DATA
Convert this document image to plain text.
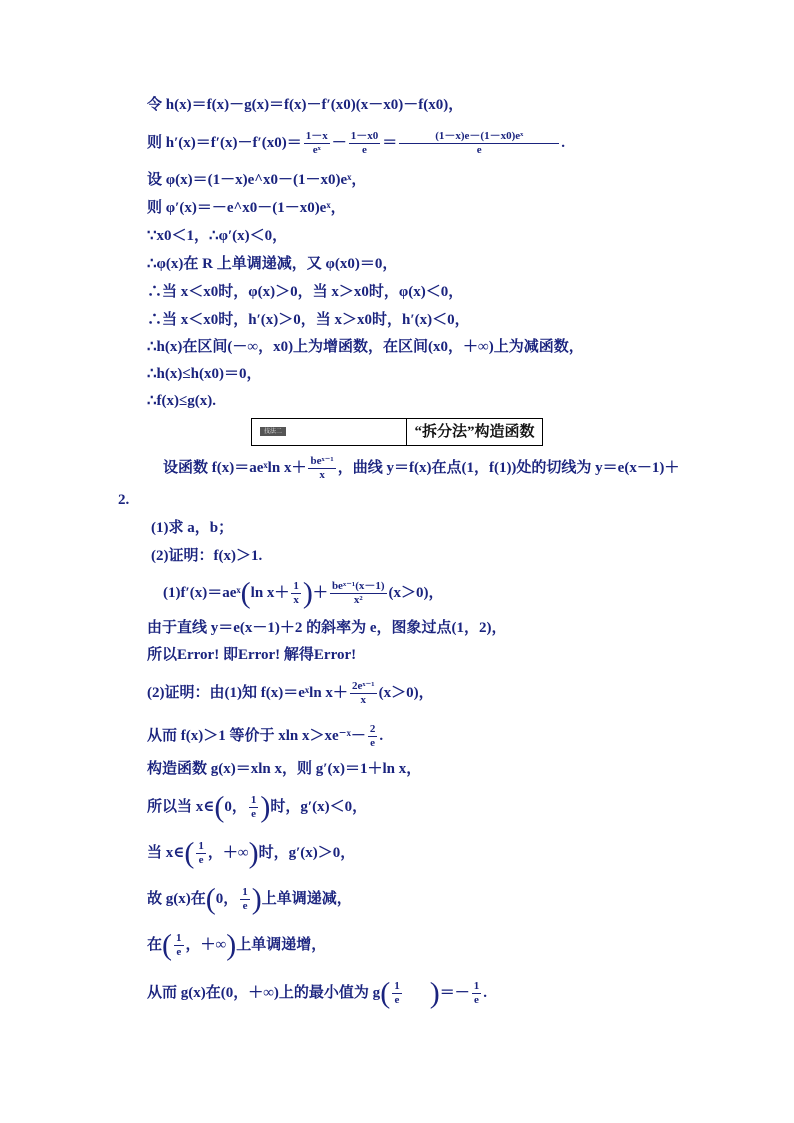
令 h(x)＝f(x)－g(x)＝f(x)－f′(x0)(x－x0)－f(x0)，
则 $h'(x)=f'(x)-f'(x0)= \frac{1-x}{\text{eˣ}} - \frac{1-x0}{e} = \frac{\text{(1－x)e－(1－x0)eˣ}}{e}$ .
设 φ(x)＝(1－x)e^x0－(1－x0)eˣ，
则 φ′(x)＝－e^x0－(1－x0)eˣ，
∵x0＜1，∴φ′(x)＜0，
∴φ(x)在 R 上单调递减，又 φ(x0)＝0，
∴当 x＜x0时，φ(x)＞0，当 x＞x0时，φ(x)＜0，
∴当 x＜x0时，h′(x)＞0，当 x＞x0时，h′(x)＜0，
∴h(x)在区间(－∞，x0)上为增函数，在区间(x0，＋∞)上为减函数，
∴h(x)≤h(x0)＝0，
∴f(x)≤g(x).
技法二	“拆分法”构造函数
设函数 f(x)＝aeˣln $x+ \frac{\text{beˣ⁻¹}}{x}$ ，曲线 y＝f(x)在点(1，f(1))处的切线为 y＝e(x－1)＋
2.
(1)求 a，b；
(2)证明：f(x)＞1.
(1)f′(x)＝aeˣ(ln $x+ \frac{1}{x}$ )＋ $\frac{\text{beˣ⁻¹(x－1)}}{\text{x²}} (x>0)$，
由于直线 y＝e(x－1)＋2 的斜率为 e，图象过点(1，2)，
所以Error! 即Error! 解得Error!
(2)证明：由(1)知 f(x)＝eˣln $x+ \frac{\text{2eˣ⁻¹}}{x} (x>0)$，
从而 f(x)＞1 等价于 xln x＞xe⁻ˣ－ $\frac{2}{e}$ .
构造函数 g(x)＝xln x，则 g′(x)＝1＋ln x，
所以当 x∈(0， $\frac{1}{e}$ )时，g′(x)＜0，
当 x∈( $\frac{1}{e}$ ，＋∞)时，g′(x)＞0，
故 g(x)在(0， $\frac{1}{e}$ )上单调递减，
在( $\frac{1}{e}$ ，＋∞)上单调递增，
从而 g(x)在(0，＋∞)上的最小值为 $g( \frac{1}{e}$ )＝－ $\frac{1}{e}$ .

EXERCISE OBJECTIVE
Leave the pictures out and write out every entry exactly as given.

FINAL ANSWER
Convert this document image to plain text.
令 h(x)＝f(x)－g(x)＝f(x)－f′(x0)(x－x0)－f(x0)，
则 $h'(x)=f'(x)-f'(x0)= \frac{1-x}{\text{eˣ}} - \frac{1-x0}{e} = \frac{\text{(1－x)e－(1－x0)eˣ}}{e}$ .
设 φ(x)＝(1－x)e^x0－(1－x0)eˣ，
则 φ′(x)＝－e^x0－(1－x0)eˣ，
∵x0＜1，∴φ′(x)＜0，
∴φ(x)在 R 上单调递减，又 φ(x0)＝0，
∴当 x＜x0时，φ(x)＞0，当 x＞x0时，φ(x)＜0，
∴当 x＜x0时，h′(x)＞0，当 x＞x0时，h′(x)＜0，
∴h(x)在区间(－∞，x0)上为增函数，在区间(x0，＋∞)上为减函数，
∴h(x)≤h(x0)＝0，
∴f(x)≤g(x).
技法二	“拆分法”构造函数
设函数 f(x)＝aeˣln $x+ \frac{\text{beˣ⁻¹}}{x}$ ，曲线 y＝f(x)在点(1，f(1))处的切线为 y＝e(x－1)＋
2.
(1)求 a，b；
(2)证明：f(x)＞1.
(1)f′(x)＝aeˣ(ln $x+ \frac{1}{x}$ )＋ $\frac{\text{beˣ⁻¹(x－1)}}{\text{x²}} (x>0)$，
由于直线 y＝e(x－1)＋2 的斜率为 e，图象过点(1，2)，
所以Error! 即Error! 解得Error!
(2)证明：由(1)知 f(x)＝eˣln $x+ \frac{\text{2eˣ⁻¹}}{x} (x>0)$，
从而 f(x)＞1 等价于 xln x＞xe⁻ˣ－ $\frac{2}{e}$ .
构造函数 g(x)＝xln x，则 g′(x)＝1＋ln x，
所以当 x∈(0， $\frac{1}{e}$ )时，g′(x)＜0，
当 x∈( $\frac{1}{e}$ ，＋∞)时，g′(x)＞0，
故 g(x)在(0， $\frac{1}{e}$ )上单调递减，
在( $\frac{1}{e}$ ，＋∞)上单调递增，
从而 g(x)在(0，＋∞)上的最小值为 $g( \frac{1}{e}$ )＝－ $\frac{1}{e}$ .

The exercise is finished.